How to complete this task
When you transcribe the entries below, keep the wording exact and omit the pictures.

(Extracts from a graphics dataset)
********
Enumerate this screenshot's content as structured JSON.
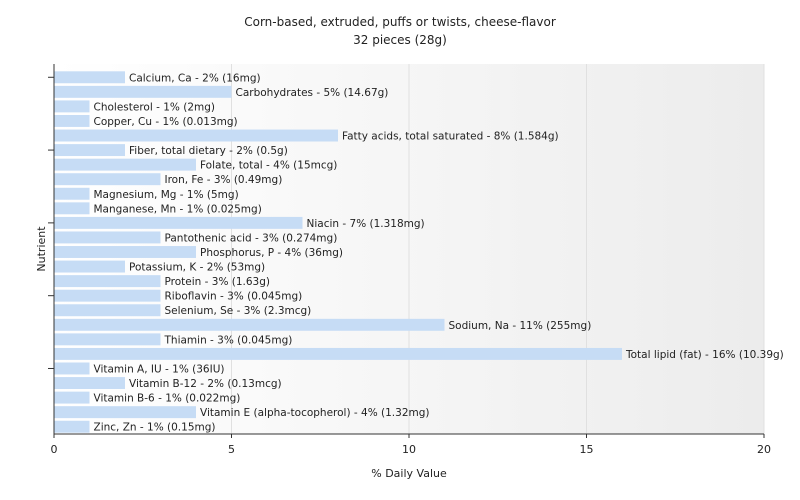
{
  "chart_data": {
    "type": "bar",
    "orientation": "horizontal",
    "title": "Corn-based, extruded, puffs or twists, cheese-flavor",
    "subtitle": "32 pieces (28g)",
    "xlabel": "% Daily Value",
    "ylabel": "Nutrient",
    "xlim": [
      0,
      20
    ],
    "xticks": [
      0,
      5,
      10,
      15,
      20
    ],
    "grid": true,
    "bar_color": "#c6dcf5",
    "bars": [
      {
        "label": "Calcium, Ca - 2% (16mg)",
        "value": 2
      },
      {
        "label": "Carbohydrates - 5% (14.67g)",
        "value": 5
      },
      {
        "label": "Cholesterol - 1% (2mg)",
        "value": 1
      },
      {
        "label": "Copper, Cu - 1% (0.013mg)",
        "value": 1
      },
      {
        "label": "Fatty acids, total saturated - 8% (1.584g)",
        "value": 8
      },
      {
        "label": "Fiber, total dietary - 2% (0.5g)",
        "value": 2
      },
      {
        "label": "Folate, total - 4% (15mcg)",
        "value": 4
      },
      {
        "label": "Iron, Fe - 3% (0.49mg)",
        "value": 3
      },
      {
        "label": "Magnesium, Mg - 1% (5mg)",
        "value": 1
      },
      {
        "label": "Manganese, Mn - 1% (0.025mg)",
        "value": 1
      },
      {
        "label": "Niacin - 7% (1.318mg)",
        "value": 7
      },
      {
        "label": "Pantothenic acid - 3% (0.274mg)",
        "value": 3
      },
      {
        "label": "Phosphorus, P - 4% (36mg)",
        "value": 4
      },
      {
        "label": "Potassium, K - 2% (53mg)",
        "value": 2
      },
      {
        "label": "Protein - 3% (1.63g)",
        "value": 3
      },
      {
        "label": "Riboflavin - 3% (0.045mg)",
        "value": 3
      },
      {
        "label": "Selenium, Se - 3% (2.3mcg)",
        "value": 3
      },
      {
        "label": "Sodium, Na - 11% (255mg)",
        "value": 11
      },
      {
        "label": "Thiamin - 3% (0.045mg)",
        "value": 3
      },
      {
        "label": "Total lipid (fat) - 16% (10.39g)",
        "value": 16
      },
      {
        "label": "Vitamin A, IU - 1% (36IU)",
        "value": 1
      },
      {
        "label": "Vitamin B-12 - 2% (0.13mcg)",
        "value": 2
      },
      {
        "label": "Vitamin B-6 - 1% (0.022mg)",
        "value": 1
      },
      {
        "label": "Vitamin E (alpha-tocopherol) - 4% (1.32mg)",
        "value": 4
      },
      {
        "label": "Zinc, Zn - 1% (0.15mg)",
        "value": 1
      }
    ]
  }
}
********
Final answer
Enumerate this screenshot's content as structured JSON.
{
  "chart_data": {
    "type": "bar",
    "orientation": "horizontal",
    "title": "Corn-based, extruded, puffs or twists, cheese-flavor",
    "subtitle": "32 pieces (28g)",
    "xlabel": "% Daily Value",
    "ylabel": "Nutrient",
    "xlim": [
      0,
      20
    ],
    "xticks": [
      0,
      5,
      10,
      15,
      20
    ],
    "grid": true,
    "bar_color": "#c6dcf5",
    "bars": [
      {
        "label": "Calcium, Ca - 2% (16mg)",
        "value": 2
      },
      {
        "label": "Carbohydrates - 5% (14.67g)",
        "value": 5
      },
      {
        "label": "Cholesterol - 1% (2mg)",
        "value": 1
      },
      {
        "label": "Copper, Cu - 1% (0.013mg)",
        "value": 1
      },
      {
        "label": "Fatty acids, total saturated - 8% (1.584g)",
        "value": 8
      },
      {
        "label": "Fiber, total dietary - 2% (0.5g)",
        "value": 2
      },
      {
        "label": "Folate, total - 4% (15mcg)",
        "value": 4
      },
      {
        "label": "Iron, Fe - 3% (0.49mg)",
        "value": 3
      },
      {
        "label": "Magnesium, Mg - 1% (5mg)",
        "value": 1
      },
      {
        "label": "Manganese, Mn - 1% (0.025mg)",
        "value": 1
      },
      {
        "label": "Niacin - 7% (1.318mg)",
        "value": 7
      },
      {
        "label": "Pantothenic acid - 3% (0.274mg)",
        "value": 3
      },
      {
        "label": "Phosphorus, P - 4% (36mg)",
        "value": 4
      },
      {
        "label": "Potassium, K - 2% (53mg)",
        "value": 2
      },
      {
        "label": "Protein - 3% (1.63g)",
        "value": 3
      },
      {
        "label": "Riboflavin - 3% (0.045mg)",
        "value": 3
      },
      {
        "label": "Selenium, Se - 3% (2.3mcg)",
        "value": 3
      },
      {
        "label": "Sodium, Na - 11% (255mg)",
        "value": 11
      },
      {
        "label": "Thiamin - 3% (0.045mg)",
        "value": 3
      },
      {
        "label": "Total lipid (fat) - 16% (10.39g)",
        "value": 16
      },
      {
        "label": "Vitamin A, IU - 1% (36IU)",
        "value": 1
      },
      {
        "label": "Vitamin B-12 - 2% (0.13mcg)",
        "value": 2
      },
      {
        "label": "Vitamin B-6 - 1% (0.022mg)",
        "value": 1
      },
      {
        "label": "Vitamin E (alpha-tocopherol) - 4% (1.32mg)",
        "value": 4
      },
      {
        "label": "Zinc, Zn - 1% (0.15mg)",
        "value": 1
      }
    ]
  }
}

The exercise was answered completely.